Stated exercise: Search the material and gather each line with "JSON" in it.

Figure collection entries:
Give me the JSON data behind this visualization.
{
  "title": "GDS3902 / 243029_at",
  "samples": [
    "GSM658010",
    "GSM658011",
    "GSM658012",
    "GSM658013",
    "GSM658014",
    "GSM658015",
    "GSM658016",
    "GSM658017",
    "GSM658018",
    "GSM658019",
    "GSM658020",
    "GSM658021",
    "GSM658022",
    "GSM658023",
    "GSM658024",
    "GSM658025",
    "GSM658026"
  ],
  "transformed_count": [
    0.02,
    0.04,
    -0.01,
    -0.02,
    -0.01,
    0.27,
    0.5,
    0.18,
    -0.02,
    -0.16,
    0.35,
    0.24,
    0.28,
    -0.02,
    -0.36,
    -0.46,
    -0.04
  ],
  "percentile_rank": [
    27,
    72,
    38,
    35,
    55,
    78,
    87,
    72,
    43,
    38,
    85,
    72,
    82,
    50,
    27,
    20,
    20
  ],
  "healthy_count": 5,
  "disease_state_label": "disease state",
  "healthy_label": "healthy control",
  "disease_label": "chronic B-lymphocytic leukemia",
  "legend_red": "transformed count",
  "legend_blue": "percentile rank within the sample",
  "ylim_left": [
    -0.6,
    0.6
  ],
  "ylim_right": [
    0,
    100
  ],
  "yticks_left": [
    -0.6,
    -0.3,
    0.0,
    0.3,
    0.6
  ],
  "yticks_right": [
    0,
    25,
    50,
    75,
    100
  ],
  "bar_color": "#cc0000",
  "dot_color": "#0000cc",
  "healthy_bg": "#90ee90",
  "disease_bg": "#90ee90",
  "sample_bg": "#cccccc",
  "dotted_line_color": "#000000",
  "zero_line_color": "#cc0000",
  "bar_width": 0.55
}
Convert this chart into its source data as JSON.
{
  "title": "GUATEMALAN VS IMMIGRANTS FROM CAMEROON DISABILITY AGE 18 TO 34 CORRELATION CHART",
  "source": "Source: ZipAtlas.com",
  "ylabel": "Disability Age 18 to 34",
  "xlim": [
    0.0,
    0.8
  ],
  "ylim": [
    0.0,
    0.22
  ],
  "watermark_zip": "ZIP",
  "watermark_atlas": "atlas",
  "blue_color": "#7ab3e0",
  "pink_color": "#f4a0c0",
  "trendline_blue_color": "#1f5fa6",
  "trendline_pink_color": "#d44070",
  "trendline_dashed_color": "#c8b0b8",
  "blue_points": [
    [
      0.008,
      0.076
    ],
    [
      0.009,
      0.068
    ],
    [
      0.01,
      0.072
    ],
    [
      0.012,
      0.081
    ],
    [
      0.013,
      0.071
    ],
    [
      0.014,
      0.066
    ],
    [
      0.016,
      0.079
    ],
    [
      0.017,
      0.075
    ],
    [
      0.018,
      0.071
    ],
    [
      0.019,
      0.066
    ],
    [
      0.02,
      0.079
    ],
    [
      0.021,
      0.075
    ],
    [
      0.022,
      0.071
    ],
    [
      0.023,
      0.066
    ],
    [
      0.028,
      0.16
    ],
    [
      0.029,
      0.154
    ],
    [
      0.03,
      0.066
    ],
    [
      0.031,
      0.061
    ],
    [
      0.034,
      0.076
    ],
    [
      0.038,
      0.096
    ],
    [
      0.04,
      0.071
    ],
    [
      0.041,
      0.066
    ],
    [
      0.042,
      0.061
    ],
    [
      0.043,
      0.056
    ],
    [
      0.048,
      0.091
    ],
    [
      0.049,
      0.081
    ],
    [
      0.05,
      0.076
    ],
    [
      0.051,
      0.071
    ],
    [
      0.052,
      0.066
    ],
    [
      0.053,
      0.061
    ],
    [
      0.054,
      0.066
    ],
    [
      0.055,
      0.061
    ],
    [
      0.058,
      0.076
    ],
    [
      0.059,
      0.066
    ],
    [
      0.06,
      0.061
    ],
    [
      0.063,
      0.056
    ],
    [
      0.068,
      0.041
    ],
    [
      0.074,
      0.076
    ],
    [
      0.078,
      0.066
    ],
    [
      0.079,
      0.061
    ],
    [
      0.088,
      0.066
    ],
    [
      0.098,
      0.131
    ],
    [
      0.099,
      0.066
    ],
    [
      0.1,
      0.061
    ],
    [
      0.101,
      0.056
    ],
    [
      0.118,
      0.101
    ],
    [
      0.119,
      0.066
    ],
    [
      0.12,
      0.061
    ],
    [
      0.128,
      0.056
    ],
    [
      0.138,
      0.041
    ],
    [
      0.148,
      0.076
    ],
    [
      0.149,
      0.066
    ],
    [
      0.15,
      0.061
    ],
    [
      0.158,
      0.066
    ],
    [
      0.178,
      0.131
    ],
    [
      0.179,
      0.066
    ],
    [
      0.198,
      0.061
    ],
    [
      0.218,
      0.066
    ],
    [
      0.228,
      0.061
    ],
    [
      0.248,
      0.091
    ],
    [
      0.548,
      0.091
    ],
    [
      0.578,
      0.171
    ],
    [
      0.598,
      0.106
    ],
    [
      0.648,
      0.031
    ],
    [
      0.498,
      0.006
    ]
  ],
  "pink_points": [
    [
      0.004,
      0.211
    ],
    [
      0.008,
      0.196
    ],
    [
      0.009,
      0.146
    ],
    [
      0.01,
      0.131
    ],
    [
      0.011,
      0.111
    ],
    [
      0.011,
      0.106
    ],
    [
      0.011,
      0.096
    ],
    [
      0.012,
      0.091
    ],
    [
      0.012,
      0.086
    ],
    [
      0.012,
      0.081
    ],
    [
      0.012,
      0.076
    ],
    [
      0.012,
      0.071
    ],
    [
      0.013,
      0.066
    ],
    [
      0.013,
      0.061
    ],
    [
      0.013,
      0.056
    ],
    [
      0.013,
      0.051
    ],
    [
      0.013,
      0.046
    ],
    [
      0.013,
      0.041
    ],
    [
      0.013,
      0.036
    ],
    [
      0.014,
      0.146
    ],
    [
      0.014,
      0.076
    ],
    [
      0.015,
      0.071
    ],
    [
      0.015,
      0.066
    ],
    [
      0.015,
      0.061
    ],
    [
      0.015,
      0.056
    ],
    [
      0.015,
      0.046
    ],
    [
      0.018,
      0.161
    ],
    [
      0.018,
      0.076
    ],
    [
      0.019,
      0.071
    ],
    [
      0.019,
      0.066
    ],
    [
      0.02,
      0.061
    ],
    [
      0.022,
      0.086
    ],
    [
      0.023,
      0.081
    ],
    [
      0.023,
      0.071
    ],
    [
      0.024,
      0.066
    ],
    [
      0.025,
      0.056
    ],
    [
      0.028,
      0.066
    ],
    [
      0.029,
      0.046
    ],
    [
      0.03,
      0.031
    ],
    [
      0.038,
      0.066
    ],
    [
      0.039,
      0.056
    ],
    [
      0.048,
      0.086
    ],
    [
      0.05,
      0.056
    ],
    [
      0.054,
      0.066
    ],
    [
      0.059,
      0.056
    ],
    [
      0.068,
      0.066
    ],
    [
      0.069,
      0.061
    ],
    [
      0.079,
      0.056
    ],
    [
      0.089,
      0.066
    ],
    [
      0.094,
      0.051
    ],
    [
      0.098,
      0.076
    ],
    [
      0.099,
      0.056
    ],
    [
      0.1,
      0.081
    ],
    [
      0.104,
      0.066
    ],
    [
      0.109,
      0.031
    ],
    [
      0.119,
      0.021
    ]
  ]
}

Full response:
Give me the JSON data behind this visualization.
Convert this chart into its source data as JSON.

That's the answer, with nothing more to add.